PROBLEM DETAILS: Look for the word "тракт" in the entries below, then copy every line that has it.

Entries from a dataset
——

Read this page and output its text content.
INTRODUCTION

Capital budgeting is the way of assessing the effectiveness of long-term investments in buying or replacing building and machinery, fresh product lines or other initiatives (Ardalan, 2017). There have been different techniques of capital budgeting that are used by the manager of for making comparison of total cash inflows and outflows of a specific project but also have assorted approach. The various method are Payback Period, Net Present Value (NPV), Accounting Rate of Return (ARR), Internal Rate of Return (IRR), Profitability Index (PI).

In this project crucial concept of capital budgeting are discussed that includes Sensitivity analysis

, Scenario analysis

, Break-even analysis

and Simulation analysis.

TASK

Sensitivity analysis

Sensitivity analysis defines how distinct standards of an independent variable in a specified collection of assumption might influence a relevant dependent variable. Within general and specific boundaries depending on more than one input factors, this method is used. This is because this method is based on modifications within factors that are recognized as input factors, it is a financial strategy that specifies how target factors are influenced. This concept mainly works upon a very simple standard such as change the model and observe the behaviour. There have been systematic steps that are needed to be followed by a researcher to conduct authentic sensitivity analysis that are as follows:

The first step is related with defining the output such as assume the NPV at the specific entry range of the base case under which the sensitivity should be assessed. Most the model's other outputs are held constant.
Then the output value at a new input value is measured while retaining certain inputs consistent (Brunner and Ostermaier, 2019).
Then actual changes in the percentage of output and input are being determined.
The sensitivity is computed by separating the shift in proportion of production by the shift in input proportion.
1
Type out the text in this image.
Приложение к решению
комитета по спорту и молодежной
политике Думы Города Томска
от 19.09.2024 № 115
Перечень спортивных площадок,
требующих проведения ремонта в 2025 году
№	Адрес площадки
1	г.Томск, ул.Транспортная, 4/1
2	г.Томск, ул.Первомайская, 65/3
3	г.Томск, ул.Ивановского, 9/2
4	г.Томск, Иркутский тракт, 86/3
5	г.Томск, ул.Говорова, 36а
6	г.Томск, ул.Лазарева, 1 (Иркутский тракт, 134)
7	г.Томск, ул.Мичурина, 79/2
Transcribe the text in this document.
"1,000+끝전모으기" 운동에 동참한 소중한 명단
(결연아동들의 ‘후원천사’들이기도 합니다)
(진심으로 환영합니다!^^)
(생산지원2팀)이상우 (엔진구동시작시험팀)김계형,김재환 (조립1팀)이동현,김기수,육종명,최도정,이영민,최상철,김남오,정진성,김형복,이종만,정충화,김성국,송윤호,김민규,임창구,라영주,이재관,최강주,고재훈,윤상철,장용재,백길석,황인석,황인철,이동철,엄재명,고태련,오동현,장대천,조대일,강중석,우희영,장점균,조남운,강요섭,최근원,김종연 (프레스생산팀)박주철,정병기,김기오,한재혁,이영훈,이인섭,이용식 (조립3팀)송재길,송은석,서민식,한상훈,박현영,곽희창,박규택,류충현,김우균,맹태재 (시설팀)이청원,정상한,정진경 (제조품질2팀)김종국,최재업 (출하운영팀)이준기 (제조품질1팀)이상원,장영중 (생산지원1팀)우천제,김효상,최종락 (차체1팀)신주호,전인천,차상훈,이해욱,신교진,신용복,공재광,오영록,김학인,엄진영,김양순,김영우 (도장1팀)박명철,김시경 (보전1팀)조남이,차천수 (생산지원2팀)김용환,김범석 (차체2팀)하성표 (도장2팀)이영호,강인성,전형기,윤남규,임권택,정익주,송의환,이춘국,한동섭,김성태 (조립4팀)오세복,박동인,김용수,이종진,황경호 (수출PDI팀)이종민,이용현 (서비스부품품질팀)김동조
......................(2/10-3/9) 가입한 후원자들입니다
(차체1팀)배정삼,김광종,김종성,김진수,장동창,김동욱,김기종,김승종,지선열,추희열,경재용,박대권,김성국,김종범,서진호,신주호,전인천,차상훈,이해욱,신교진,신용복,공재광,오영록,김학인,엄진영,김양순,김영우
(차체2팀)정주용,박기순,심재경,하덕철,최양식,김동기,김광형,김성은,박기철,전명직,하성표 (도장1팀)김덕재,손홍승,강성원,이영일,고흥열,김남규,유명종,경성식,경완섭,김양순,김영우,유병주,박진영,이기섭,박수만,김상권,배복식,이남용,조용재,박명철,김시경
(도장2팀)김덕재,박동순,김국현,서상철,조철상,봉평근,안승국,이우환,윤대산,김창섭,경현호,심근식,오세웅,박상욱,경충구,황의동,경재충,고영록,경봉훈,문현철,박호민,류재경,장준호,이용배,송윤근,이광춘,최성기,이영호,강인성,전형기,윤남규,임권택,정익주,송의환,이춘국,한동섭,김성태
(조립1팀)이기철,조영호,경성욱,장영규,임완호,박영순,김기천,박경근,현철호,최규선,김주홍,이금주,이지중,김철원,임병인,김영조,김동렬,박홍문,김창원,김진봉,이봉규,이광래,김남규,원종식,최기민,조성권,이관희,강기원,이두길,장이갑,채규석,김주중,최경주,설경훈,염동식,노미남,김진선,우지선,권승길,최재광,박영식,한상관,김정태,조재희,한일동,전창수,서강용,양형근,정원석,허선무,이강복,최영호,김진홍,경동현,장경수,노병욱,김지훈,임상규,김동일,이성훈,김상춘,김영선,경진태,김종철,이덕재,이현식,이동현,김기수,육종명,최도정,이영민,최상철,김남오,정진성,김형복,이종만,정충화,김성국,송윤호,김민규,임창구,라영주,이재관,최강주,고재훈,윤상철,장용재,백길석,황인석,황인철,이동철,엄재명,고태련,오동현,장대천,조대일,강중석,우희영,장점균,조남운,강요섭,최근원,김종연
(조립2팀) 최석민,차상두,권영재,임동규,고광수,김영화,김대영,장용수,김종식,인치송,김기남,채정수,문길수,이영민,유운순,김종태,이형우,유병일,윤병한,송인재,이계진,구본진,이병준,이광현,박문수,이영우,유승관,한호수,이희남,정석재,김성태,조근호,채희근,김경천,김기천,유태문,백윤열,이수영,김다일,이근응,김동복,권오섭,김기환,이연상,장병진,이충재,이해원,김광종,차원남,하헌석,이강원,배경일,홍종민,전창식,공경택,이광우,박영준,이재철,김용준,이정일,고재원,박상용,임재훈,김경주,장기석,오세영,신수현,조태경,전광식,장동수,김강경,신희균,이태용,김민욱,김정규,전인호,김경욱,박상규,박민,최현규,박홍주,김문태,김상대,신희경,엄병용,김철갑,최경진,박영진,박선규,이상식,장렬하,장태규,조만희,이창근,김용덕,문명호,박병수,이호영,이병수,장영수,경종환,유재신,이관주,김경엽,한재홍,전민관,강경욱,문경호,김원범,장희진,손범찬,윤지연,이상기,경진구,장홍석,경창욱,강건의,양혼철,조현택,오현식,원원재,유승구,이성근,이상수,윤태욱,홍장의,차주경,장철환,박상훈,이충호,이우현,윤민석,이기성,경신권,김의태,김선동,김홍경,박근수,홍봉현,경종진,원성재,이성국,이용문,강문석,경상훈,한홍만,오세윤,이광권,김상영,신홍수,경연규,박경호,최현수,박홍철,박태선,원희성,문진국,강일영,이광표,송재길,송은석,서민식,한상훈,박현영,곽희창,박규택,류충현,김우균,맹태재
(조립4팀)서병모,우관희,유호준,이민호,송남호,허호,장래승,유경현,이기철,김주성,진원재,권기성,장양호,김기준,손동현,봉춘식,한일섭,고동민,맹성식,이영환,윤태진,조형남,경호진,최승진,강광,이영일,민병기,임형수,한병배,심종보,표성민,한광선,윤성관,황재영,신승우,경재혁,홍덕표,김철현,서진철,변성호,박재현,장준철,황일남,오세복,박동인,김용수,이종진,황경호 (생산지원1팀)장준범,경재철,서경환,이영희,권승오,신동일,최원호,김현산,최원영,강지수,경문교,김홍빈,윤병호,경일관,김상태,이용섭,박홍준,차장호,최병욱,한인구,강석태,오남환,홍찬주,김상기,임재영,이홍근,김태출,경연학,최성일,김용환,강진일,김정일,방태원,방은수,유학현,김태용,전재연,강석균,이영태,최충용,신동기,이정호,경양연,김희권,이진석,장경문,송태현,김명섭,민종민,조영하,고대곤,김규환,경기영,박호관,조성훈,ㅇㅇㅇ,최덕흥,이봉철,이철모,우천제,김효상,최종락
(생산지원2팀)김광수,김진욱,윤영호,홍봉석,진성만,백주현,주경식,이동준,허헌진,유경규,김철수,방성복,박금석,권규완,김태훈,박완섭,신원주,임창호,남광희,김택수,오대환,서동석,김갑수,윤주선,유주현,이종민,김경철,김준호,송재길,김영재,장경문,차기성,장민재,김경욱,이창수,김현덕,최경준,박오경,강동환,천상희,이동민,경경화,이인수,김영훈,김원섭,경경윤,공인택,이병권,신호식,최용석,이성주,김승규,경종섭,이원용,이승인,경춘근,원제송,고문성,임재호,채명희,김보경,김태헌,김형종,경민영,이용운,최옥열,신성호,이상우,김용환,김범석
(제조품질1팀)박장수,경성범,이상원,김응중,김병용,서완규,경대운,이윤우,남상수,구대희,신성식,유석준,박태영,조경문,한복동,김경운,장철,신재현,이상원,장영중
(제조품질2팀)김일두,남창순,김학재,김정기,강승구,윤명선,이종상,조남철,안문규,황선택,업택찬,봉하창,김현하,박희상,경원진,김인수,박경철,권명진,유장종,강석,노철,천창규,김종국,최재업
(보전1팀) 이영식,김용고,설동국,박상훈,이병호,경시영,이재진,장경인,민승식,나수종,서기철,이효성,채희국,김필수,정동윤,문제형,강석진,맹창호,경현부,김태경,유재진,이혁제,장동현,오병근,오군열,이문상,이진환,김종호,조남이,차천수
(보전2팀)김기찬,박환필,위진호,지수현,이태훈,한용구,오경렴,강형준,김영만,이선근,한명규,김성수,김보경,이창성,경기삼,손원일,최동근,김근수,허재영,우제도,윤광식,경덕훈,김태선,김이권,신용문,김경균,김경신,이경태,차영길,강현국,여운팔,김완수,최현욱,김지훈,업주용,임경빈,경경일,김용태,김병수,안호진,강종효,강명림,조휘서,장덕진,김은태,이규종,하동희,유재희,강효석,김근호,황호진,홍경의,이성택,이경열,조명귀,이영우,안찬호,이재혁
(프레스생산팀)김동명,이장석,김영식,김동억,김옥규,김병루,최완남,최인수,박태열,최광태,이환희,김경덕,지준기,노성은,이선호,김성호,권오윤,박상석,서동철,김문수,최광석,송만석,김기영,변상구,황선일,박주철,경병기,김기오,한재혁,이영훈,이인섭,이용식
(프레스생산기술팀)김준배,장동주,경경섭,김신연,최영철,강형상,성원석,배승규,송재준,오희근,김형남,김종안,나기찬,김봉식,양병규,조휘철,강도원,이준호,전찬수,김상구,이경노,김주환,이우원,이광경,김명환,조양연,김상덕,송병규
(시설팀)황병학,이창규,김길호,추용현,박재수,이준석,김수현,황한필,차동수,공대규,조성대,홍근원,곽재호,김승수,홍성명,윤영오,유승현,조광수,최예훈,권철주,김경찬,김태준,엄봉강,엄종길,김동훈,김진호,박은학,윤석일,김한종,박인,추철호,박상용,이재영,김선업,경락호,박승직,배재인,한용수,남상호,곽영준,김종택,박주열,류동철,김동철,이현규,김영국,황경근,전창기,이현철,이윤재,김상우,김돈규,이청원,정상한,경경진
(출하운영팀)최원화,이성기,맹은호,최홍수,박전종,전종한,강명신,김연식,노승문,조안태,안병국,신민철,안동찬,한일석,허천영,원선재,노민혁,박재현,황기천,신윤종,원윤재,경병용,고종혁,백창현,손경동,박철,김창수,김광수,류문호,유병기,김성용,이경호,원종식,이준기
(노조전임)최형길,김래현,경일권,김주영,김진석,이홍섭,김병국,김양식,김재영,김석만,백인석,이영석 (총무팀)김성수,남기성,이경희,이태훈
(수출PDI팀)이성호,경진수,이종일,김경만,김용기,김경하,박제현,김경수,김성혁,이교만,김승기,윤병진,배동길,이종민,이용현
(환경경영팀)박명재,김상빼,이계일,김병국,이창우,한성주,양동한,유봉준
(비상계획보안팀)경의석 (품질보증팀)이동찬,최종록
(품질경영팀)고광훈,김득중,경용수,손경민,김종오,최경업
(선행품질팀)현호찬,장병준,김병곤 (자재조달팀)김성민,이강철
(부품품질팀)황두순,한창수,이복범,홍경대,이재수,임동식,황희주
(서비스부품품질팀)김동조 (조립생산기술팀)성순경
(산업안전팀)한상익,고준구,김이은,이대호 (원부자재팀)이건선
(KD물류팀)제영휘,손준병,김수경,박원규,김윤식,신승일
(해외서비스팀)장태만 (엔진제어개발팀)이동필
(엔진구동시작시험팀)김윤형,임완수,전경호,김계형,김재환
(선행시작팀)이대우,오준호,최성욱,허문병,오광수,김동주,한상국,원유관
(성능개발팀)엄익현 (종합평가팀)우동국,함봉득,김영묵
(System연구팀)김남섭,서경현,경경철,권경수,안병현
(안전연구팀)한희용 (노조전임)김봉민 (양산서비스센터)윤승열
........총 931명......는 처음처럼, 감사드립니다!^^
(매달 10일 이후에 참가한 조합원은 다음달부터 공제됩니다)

——

RESULT:
4	г.Томск, Иркутский тракт, 86/3
6	г.Томск, ул.Лазарева, 1 (Иркутский тракт, 134)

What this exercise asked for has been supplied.